§ INFORMATION PROVIDED:
..............................

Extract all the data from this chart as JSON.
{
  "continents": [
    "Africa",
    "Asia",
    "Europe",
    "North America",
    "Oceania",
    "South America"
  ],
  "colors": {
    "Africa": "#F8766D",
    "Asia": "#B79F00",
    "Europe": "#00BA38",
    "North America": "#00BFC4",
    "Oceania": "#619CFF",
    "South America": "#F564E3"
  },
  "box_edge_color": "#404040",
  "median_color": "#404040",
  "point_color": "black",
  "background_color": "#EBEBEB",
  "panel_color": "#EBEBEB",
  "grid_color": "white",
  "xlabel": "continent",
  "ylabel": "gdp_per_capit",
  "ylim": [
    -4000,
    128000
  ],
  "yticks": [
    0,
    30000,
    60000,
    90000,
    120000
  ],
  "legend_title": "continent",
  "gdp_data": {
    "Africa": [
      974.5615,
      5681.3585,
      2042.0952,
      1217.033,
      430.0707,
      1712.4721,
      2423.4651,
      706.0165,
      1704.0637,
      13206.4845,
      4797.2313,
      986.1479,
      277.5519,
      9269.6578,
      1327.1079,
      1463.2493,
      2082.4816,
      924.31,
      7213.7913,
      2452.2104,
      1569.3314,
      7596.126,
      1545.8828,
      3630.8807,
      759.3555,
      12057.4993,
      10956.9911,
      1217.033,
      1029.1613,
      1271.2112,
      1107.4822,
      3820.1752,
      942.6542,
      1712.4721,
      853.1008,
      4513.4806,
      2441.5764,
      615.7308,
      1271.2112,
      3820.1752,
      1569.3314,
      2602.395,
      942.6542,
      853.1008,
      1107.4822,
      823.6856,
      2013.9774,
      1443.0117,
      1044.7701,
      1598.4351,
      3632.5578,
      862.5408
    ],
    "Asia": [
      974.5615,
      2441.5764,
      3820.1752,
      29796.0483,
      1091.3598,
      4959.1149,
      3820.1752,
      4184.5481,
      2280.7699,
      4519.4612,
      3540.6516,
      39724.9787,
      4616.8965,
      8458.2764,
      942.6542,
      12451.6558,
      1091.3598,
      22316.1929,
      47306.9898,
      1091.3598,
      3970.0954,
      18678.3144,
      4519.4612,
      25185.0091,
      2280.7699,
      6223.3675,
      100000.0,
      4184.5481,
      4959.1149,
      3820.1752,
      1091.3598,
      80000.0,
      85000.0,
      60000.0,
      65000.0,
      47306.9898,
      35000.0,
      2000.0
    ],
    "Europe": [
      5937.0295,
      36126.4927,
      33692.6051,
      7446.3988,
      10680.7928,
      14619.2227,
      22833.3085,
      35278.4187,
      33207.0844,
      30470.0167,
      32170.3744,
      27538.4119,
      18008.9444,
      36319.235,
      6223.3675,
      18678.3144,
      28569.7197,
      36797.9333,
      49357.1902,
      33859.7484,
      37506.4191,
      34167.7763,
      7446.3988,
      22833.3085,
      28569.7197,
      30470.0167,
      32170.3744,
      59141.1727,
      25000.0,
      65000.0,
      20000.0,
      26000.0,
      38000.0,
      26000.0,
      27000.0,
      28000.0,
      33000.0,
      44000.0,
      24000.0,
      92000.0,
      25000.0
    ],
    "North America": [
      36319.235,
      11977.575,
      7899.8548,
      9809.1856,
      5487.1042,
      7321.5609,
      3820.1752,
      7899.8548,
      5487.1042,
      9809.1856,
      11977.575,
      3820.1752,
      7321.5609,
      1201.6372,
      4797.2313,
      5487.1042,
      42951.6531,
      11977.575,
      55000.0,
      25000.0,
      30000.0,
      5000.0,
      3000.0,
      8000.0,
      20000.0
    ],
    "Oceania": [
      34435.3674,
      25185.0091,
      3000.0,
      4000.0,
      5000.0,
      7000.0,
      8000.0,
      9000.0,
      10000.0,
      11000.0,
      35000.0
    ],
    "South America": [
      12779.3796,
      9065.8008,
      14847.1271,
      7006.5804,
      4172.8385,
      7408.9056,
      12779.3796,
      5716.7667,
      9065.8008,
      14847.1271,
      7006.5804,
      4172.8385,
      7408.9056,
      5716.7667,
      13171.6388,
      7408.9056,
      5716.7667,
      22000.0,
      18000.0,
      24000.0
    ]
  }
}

..............................

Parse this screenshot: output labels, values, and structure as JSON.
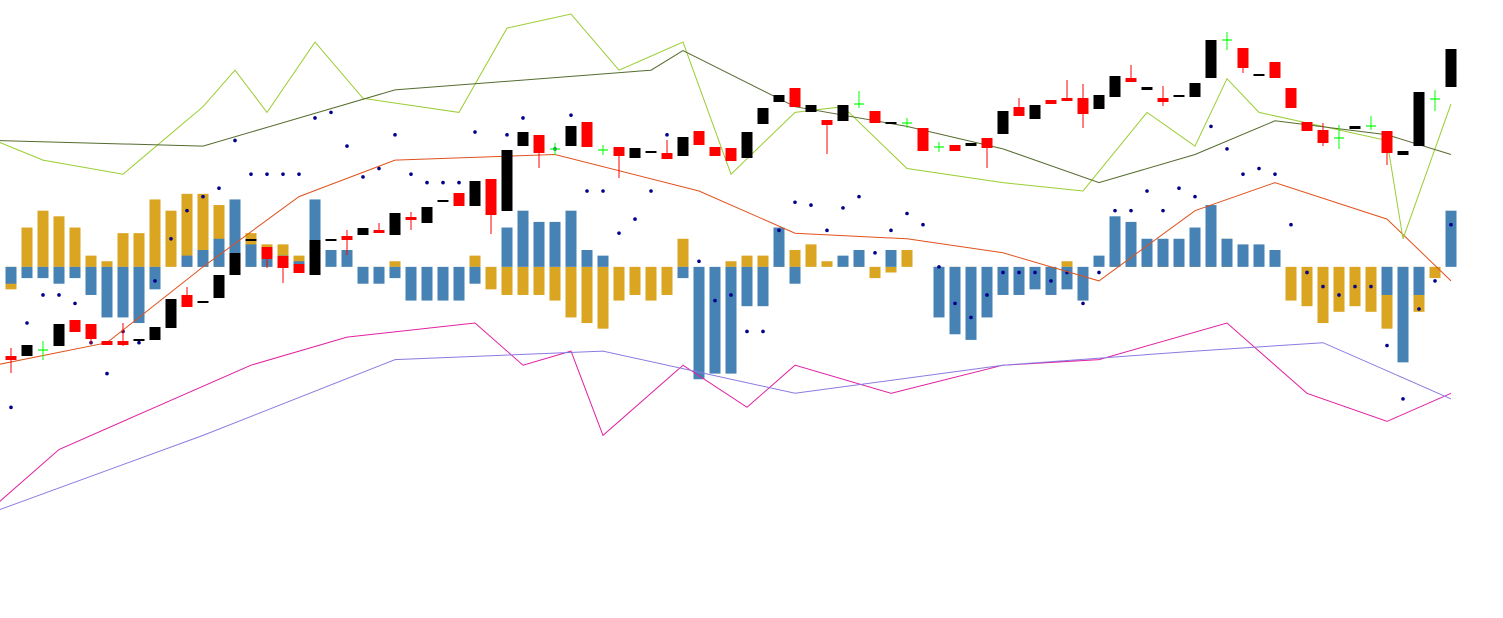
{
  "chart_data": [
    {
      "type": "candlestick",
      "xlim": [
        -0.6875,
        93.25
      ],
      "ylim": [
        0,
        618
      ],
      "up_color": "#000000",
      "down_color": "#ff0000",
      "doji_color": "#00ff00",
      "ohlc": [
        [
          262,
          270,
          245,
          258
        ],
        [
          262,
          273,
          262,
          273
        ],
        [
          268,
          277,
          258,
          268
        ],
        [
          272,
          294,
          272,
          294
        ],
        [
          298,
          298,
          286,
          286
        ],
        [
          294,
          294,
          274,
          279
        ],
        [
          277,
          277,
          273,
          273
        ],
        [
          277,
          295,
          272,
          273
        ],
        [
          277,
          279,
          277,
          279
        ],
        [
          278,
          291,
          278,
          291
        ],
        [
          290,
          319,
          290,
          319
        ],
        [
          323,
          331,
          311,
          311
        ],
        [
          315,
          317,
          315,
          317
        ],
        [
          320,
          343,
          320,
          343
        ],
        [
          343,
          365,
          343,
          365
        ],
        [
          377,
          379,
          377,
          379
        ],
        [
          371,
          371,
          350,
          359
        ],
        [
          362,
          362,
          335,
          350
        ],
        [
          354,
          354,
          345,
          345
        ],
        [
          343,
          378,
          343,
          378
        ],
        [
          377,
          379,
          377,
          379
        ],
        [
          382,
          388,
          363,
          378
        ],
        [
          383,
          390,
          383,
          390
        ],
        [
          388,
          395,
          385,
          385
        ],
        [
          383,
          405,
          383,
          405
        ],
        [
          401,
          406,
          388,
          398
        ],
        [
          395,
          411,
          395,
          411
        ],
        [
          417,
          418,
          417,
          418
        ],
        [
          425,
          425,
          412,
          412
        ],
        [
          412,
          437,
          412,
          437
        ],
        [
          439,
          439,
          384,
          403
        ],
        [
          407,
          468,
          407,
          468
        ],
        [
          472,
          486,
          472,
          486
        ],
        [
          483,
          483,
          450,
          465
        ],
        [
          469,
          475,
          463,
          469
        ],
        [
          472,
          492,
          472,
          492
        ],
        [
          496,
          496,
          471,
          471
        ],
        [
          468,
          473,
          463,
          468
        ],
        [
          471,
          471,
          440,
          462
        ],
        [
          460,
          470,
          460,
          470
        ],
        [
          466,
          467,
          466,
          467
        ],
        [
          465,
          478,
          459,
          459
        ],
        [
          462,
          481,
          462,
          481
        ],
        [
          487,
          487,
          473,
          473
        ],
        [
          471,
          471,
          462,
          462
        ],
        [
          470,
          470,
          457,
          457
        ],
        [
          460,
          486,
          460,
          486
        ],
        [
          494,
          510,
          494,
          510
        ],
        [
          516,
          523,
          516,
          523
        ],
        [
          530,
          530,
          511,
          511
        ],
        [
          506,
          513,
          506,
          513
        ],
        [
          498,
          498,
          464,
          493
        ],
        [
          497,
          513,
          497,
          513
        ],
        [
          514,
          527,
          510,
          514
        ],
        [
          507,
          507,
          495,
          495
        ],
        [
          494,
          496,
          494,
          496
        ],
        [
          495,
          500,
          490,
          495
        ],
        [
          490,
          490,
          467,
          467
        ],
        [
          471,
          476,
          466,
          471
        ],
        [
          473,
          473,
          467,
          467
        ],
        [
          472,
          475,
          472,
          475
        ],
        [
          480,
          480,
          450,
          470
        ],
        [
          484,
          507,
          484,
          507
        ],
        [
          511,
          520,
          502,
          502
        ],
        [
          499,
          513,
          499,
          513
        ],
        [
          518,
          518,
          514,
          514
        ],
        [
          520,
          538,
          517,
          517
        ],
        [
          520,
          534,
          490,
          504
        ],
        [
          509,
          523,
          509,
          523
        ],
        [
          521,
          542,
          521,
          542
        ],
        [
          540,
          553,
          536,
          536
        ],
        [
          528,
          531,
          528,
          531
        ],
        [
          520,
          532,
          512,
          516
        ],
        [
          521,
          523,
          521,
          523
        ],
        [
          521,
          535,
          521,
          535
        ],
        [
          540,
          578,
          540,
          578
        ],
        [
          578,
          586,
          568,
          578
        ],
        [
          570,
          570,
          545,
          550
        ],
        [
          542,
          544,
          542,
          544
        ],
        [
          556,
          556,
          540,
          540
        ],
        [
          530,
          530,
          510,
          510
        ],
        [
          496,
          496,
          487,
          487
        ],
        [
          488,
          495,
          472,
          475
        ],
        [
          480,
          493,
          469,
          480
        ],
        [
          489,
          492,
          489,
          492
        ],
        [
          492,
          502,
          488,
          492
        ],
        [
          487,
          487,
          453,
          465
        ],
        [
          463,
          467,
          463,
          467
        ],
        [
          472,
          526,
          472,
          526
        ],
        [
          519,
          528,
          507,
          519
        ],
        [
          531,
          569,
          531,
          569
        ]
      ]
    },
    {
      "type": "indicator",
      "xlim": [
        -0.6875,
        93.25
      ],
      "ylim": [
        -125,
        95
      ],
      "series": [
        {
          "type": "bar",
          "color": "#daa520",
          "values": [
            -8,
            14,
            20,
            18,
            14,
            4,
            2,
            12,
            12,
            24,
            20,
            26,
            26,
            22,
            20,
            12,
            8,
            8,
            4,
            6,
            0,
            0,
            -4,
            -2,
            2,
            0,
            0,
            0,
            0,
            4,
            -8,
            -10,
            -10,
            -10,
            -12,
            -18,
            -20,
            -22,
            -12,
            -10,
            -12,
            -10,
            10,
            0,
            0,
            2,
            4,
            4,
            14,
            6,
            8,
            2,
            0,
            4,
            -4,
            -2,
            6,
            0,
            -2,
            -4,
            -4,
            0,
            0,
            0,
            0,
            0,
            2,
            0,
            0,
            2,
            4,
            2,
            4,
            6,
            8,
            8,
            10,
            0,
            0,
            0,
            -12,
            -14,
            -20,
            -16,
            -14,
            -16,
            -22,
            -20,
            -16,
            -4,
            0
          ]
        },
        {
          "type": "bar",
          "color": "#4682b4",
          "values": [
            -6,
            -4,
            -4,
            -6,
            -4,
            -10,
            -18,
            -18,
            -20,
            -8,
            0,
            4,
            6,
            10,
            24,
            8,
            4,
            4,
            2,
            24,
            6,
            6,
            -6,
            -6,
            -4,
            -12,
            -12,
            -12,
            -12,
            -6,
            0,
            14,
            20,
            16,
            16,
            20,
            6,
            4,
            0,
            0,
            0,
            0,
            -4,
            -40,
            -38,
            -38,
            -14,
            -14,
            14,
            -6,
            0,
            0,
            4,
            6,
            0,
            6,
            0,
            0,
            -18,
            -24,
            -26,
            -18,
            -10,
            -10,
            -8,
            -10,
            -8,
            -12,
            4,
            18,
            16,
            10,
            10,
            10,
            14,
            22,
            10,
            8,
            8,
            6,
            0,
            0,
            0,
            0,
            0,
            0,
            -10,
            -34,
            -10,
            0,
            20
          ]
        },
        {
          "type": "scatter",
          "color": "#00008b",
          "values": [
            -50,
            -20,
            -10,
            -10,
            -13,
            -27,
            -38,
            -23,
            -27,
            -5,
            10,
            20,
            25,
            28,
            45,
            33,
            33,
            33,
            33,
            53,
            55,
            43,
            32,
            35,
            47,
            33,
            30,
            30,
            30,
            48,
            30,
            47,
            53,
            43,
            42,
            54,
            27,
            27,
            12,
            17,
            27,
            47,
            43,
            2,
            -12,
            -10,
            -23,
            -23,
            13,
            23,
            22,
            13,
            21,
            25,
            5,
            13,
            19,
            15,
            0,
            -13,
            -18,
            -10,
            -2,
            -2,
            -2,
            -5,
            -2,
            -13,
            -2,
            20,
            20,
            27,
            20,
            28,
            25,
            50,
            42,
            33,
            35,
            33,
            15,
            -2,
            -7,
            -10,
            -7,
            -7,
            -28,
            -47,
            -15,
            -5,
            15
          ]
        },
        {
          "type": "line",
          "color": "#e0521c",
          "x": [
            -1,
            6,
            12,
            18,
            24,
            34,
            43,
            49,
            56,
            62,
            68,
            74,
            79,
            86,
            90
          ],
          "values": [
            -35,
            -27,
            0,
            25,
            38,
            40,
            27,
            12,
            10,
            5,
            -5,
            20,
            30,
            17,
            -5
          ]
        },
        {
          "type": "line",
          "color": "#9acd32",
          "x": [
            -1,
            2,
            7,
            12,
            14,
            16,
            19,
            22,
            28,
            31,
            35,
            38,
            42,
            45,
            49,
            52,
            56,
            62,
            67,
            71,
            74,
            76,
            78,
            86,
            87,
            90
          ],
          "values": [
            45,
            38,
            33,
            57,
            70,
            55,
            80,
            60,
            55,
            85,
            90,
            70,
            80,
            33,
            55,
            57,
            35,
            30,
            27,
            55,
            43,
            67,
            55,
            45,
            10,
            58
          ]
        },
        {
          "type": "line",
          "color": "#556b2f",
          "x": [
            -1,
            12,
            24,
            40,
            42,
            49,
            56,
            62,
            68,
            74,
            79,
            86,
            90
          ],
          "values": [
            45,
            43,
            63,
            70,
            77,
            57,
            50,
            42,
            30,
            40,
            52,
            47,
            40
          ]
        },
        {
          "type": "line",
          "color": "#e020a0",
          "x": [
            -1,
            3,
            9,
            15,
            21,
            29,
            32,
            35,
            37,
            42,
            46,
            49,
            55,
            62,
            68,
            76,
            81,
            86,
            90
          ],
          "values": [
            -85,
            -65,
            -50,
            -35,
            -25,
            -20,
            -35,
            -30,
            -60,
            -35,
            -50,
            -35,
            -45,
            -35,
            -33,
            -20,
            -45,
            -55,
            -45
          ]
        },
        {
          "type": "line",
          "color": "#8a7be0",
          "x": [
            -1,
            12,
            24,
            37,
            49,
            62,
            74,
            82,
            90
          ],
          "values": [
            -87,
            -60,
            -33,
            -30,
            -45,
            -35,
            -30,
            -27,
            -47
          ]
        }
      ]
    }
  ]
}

..............................

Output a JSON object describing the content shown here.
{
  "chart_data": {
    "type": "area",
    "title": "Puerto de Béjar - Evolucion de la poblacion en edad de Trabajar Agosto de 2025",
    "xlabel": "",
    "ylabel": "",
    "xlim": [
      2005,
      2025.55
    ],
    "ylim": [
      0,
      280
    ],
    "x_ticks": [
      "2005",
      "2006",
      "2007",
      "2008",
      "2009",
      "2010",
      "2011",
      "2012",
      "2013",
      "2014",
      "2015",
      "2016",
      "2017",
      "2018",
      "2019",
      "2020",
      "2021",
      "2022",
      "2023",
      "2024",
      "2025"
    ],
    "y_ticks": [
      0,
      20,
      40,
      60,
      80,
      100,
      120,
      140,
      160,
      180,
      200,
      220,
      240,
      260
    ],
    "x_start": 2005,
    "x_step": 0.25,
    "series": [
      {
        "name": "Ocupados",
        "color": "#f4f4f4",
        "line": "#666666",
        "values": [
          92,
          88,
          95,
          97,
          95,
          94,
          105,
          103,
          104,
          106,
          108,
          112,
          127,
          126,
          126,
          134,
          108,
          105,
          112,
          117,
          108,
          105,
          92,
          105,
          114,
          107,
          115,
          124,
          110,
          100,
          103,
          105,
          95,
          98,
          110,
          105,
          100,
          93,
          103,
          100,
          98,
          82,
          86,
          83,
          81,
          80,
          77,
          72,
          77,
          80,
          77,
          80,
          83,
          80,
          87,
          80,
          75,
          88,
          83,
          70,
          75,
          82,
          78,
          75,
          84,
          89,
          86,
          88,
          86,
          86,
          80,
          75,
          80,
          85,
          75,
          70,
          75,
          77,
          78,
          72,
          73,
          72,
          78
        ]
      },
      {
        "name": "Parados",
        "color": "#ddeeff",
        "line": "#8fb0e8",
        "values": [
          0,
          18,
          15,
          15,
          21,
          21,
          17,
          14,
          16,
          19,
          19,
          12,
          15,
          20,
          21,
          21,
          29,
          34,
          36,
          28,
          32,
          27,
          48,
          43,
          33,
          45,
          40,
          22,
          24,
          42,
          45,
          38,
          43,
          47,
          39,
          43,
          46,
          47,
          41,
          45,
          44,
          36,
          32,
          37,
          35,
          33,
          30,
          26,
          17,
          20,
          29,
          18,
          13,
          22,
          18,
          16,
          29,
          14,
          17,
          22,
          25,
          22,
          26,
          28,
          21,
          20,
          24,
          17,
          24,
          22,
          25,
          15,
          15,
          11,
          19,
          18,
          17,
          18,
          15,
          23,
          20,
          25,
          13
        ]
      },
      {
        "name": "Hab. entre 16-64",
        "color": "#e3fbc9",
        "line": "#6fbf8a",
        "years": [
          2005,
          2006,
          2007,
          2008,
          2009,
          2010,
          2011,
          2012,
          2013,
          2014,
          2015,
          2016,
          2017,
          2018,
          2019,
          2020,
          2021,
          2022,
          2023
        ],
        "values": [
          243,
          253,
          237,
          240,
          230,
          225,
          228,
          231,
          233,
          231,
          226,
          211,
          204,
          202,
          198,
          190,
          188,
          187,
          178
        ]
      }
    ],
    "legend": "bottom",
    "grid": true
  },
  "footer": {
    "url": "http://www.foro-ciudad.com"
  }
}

..............................

Search the entries for the string "JSON" and collect each line that has it.

§ ANSWER FOR THIS EXERCISE:
Extract all the data from this chart as JSON.
Parse this screenshot: output labels, values, and structure as JSON.
Output a JSON object describing the content shown here.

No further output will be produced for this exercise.